- EXERCISE PROMPT
Print the data that follows exactly.

[Stored data entries]
=-=-=-=-=
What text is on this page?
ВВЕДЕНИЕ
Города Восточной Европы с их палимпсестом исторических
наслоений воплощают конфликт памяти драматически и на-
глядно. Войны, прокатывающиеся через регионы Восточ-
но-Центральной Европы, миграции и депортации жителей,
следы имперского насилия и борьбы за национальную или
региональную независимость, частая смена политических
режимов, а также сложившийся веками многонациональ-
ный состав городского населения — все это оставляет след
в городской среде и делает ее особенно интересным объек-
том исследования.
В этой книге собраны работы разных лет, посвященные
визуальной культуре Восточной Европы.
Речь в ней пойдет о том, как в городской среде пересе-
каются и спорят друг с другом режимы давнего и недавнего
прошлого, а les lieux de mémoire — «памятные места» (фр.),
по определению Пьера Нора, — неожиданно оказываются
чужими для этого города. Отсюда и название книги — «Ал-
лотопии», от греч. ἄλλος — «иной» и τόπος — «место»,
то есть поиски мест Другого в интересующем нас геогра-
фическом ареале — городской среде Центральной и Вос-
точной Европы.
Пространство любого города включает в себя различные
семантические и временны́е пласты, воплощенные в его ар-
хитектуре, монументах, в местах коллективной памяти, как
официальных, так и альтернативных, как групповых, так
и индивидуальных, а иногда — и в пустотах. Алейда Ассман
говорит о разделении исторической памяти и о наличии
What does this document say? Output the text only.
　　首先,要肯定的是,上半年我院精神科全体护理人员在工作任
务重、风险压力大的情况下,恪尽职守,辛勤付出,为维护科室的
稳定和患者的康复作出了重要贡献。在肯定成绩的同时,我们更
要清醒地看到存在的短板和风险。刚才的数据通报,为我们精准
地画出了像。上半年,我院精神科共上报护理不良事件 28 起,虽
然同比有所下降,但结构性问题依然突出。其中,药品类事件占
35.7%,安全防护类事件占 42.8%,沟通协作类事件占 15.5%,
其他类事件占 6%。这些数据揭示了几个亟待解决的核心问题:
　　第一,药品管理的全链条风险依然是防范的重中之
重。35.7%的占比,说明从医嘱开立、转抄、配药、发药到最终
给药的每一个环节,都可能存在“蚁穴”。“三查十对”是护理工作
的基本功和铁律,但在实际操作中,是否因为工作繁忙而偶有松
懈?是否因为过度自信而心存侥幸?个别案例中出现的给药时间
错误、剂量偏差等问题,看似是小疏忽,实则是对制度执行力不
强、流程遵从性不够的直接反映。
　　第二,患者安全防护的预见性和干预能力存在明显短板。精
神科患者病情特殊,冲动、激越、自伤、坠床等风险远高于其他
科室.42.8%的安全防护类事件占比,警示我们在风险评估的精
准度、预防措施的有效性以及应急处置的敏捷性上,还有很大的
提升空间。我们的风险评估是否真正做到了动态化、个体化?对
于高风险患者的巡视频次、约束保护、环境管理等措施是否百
=-=-=-=-=
- EXERCISE RESULT
What text is on this page?
ВВЕДЕНИЕ
Города Восточной Европы с их палимпсестом исторических
наслоений воплощают конфликт памяти драматически и на-
глядно. Войны, прокатывающиеся через регионы Восточ-
но-Центральной Европы, миграции и депортации жителей,
следы имперского насилия и борьбы за национальную или
региональную независимость, частая смена политических
режимов, а также сложившийся веками многонациональ-
ный состав городского населения — все это оставляет след
в городской среде и делает ее особенно интересным объек-
том исследования.
В этой книге собраны работы разных лет, посвященные
визуальной культуре Восточной Европы.
Речь в ней пойдет о том, как в городской среде пересе-
каются и спорят друг с другом режимы давнего и недавнего
прошлого, а les lieux de mémoire — «памятные места» (фр.),
по определению Пьера Нора, — неожиданно оказываются
чужими для этого города. Отсюда и название книги — «Ал-
лотопии», от греч. ἄλλος — «иной» и τόπος — «место»,
то есть поиски мест Другого в интересующем нас геогра-
фическом ареале — городской среде Центральной и Вос-
точной Европы.
Пространство любого города включает в себя различные
семантические и временны́е пласты, воплощенные в его ар-
хитектуре, монументах, в местах коллективной памяти, как
официальных, так и альтернативных, как групповых, так
и индивидуальных, а иногда — и в пустотах. Алейда Ассман
говорит о разделении исторической памяти и о наличии
What does this document say? Output the text only.
　　首先,要肯定的是,上半年我院精神科全体护理人员在工作任
务重、风险压力大的情况下,恪尽职守,辛勤付出,为维护科室的
稳定和患者的康复作出了重要贡献。在肯定成绩的同时,我们更
要清醒地看到存在的短板和风险。刚才的数据通报,为我们精准
地画出了像。上半年,我院精神科共上报护理不良事件 28 起,虽
然同比有所下降,但结构性问题依然突出。其中,药品类事件占
35.7%,安全防护类事件占 42.8%,沟通协作类事件占 15.5%,
其他类事件占 6%。这些数据揭示了几个亟待解决的核心问题:
　　第一,药品管理的全链条风险依然是防范的重中之
重。35.7%的占比,说明从医嘱开立、转抄、配药、发药到最终
给药的每一个环节,都可能存在“蚁穴”。“三查十对”是护理工作
的基本功和铁律,但在实际操作中,是否因为工作繁忙而偶有松
懈?是否因为过度自信而心存侥幸?个别案例中出现的给药时间
错误、剂量偏差等问题,看似是小疏忽,实则是对制度执行力不
强、流程遵从性不够的直接反映。
　　第二,患者安全防护的预见性和干预能力存在明显短板。精
神科患者病情特殊,冲动、激越、自伤、坠床等风险远高于其他
科室.42.8%的安全防护类事件占比,警示我们在风险评估的精
准度、预防措施的有效性以及应急处置的敏捷性上,还有很大的
提升空间。我们的风险评估是否真正做到了动态化、个体化?对
于高风险患者的巡视频次、约束保护、环境管理等措施是否百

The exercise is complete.